-- begin Data provided --
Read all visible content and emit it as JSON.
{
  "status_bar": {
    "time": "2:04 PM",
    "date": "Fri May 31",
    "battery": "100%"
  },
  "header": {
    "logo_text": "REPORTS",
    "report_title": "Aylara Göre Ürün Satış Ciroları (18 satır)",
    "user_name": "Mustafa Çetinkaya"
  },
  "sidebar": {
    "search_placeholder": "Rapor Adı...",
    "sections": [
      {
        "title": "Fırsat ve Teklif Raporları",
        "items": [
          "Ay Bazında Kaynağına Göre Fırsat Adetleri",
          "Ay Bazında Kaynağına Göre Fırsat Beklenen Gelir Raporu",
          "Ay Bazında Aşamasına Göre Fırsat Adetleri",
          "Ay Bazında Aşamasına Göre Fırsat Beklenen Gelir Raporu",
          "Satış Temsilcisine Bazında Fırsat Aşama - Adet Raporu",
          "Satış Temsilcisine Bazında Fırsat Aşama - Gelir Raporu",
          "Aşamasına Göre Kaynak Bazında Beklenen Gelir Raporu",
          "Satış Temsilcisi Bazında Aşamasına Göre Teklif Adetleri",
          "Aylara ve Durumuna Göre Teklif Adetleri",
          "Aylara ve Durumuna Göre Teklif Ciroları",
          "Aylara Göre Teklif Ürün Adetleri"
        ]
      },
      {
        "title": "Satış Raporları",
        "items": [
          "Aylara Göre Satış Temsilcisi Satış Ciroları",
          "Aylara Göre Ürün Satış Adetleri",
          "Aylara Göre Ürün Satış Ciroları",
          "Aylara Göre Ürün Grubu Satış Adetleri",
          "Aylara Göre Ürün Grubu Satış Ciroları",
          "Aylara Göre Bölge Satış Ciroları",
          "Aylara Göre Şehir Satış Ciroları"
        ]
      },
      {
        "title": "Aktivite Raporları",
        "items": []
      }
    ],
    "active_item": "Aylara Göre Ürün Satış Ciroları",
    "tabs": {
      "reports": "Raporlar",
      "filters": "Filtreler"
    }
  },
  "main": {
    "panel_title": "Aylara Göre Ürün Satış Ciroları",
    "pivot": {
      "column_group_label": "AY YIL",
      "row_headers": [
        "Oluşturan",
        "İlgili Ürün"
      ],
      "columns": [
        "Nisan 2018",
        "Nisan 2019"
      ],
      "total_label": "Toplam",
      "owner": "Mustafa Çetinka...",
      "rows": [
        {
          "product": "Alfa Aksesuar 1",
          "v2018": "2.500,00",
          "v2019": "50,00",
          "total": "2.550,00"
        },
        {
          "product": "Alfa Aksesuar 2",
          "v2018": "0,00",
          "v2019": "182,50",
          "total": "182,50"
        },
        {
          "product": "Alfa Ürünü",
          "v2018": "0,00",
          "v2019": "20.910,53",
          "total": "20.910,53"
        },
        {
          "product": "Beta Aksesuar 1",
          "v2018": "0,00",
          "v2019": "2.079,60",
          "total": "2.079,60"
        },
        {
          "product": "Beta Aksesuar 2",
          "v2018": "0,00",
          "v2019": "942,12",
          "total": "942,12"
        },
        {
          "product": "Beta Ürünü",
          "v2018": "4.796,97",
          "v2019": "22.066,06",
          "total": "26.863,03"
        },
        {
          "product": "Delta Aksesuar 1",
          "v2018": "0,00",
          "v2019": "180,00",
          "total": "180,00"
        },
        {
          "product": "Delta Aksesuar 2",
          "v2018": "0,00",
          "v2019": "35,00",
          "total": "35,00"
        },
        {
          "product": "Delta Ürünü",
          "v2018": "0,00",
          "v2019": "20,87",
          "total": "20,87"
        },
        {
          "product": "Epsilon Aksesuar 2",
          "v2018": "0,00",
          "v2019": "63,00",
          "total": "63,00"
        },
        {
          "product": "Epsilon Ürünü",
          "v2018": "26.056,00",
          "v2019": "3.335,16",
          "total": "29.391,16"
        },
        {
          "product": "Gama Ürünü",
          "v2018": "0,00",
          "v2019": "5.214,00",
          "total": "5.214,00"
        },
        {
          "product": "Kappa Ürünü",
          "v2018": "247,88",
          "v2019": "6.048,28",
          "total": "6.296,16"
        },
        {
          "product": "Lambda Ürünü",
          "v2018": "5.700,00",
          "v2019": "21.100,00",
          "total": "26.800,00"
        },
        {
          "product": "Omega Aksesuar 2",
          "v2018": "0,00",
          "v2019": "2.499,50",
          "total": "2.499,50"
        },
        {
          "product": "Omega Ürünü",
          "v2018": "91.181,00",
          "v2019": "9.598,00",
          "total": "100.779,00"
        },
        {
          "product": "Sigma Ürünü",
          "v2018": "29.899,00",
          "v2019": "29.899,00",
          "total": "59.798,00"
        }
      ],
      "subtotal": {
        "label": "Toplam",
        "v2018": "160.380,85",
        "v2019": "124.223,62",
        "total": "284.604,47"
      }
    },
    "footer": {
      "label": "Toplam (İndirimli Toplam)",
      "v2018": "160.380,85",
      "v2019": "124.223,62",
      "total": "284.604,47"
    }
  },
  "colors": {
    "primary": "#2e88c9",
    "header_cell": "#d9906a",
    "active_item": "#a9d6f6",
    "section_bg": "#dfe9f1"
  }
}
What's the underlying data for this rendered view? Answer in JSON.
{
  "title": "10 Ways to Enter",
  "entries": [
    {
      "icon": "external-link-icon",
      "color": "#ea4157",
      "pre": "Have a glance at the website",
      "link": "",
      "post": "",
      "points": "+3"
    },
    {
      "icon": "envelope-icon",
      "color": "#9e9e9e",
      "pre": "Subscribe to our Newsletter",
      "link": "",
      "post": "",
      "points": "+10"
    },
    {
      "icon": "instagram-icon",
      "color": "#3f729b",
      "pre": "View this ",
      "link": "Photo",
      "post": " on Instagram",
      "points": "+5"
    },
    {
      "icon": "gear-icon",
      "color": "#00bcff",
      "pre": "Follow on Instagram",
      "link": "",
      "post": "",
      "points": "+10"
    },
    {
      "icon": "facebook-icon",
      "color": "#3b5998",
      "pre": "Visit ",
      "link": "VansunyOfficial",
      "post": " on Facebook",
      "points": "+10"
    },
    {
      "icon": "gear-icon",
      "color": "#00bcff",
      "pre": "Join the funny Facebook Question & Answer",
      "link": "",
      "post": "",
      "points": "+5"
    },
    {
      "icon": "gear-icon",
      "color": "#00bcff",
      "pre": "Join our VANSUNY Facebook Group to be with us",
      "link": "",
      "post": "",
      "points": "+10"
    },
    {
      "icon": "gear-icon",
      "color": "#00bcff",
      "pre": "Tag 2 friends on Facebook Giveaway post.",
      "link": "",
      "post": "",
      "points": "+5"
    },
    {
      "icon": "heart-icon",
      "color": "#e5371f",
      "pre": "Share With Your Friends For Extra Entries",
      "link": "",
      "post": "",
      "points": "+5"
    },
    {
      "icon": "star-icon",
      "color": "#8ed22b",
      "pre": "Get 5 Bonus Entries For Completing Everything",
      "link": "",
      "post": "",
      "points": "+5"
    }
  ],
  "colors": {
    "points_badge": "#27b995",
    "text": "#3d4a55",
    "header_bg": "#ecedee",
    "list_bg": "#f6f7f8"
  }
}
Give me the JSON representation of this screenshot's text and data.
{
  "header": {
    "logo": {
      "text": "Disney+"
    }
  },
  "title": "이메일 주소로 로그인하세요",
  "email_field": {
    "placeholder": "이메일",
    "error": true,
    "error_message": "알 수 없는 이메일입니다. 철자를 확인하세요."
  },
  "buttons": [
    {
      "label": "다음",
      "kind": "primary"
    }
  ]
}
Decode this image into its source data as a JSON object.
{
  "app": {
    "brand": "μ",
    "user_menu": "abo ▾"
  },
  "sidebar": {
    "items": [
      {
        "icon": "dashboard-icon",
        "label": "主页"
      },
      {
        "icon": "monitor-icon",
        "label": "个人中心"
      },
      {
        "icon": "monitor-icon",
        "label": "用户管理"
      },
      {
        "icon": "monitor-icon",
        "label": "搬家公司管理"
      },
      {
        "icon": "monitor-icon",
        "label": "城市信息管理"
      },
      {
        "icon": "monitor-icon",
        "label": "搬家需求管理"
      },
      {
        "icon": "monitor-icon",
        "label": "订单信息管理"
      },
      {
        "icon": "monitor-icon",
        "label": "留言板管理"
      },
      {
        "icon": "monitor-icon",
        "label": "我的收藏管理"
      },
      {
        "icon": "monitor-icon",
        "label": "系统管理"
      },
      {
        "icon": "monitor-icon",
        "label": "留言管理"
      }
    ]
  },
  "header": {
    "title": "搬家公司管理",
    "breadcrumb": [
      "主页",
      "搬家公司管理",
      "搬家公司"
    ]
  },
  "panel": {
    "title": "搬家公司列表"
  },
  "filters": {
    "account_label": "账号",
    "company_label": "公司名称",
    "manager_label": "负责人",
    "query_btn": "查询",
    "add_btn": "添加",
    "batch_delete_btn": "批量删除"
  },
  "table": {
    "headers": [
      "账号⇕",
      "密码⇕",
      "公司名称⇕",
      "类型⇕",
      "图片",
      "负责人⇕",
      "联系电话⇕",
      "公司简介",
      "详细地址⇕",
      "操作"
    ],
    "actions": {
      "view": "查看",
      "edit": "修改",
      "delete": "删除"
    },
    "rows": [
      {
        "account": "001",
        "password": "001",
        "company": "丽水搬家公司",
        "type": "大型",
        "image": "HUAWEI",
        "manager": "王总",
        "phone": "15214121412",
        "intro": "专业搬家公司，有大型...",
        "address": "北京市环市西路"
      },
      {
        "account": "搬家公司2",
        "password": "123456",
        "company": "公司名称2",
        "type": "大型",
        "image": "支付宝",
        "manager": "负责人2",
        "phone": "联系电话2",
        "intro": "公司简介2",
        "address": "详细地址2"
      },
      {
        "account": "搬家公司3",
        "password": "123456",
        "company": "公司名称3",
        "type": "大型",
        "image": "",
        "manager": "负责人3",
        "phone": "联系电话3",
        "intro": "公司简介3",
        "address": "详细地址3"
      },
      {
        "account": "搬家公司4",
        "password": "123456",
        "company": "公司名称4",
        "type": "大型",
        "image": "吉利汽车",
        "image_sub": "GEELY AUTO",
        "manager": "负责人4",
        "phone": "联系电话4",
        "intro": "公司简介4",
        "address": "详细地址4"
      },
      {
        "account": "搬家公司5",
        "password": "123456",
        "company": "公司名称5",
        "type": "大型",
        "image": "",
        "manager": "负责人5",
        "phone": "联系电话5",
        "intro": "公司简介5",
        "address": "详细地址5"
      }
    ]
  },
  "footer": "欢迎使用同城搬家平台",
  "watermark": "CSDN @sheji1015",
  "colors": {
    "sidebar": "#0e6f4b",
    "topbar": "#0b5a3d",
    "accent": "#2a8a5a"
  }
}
-- end Data provided --
> What you will do: Count every line in the listing above that holds "Alfa", then report only the count.

> Right answer: 3